Below are some entries. Output each one exactly as it appears.

-- Begin Data shown --

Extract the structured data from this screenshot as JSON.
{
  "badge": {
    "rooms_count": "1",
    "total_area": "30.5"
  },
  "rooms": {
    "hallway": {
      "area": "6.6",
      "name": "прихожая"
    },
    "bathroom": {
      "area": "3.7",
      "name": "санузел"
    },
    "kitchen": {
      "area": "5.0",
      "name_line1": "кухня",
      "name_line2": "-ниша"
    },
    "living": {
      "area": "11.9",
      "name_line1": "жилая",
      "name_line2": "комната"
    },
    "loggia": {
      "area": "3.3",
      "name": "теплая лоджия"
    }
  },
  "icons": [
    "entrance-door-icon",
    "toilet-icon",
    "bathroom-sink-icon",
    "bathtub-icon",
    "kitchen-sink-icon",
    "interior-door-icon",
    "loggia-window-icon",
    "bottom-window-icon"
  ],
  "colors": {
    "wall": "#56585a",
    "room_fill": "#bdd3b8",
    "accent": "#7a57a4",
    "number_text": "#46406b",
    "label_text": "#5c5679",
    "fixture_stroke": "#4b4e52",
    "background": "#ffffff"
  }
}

-- End Data shown --

◆ **Task solution**:
Extract the structured data from this screenshot as JSON.
{
  "badge": {
    "rooms_count": "1",
    "total_area": "30.5"
  },
  "rooms": {
    "hallway": {
      "area": "6.6",
      "name": "прихожая"
    },
    "bathroom": {
      "area": "3.7",
      "name": "санузел"
    },
    "kitchen": {
      "area": "5.0",
      "name_line1": "кухня",
      "name_line2": "-ниша"
    },
    "living": {
      "area": "11.9",
      "name_line1": "жилая",
      "name_line2": "комната"
    },
    "loggia": {
      "area": "3.3",
      "name": "теплая лоджия"
    }
  },
  "icons": [
    "entrance-door-icon",
    "toilet-icon",
    "bathroom-sink-icon",
    "bathtub-icon",
    "kitchen-sink-icon",
    "interior-door-icon",
    "loggia-window-icon",
    "bottom-window-icon"
  ],
  "colors": {
    "wall": "#56585a",
    "room_fill": "#bdd3b8",
    "accent": "#7a57a4",
    "number_text": "#46406b",
    "label_text": "#5c5679",
    "fixture_stroke": "#4b4e52",
    "background": "#ffffff"
  }
}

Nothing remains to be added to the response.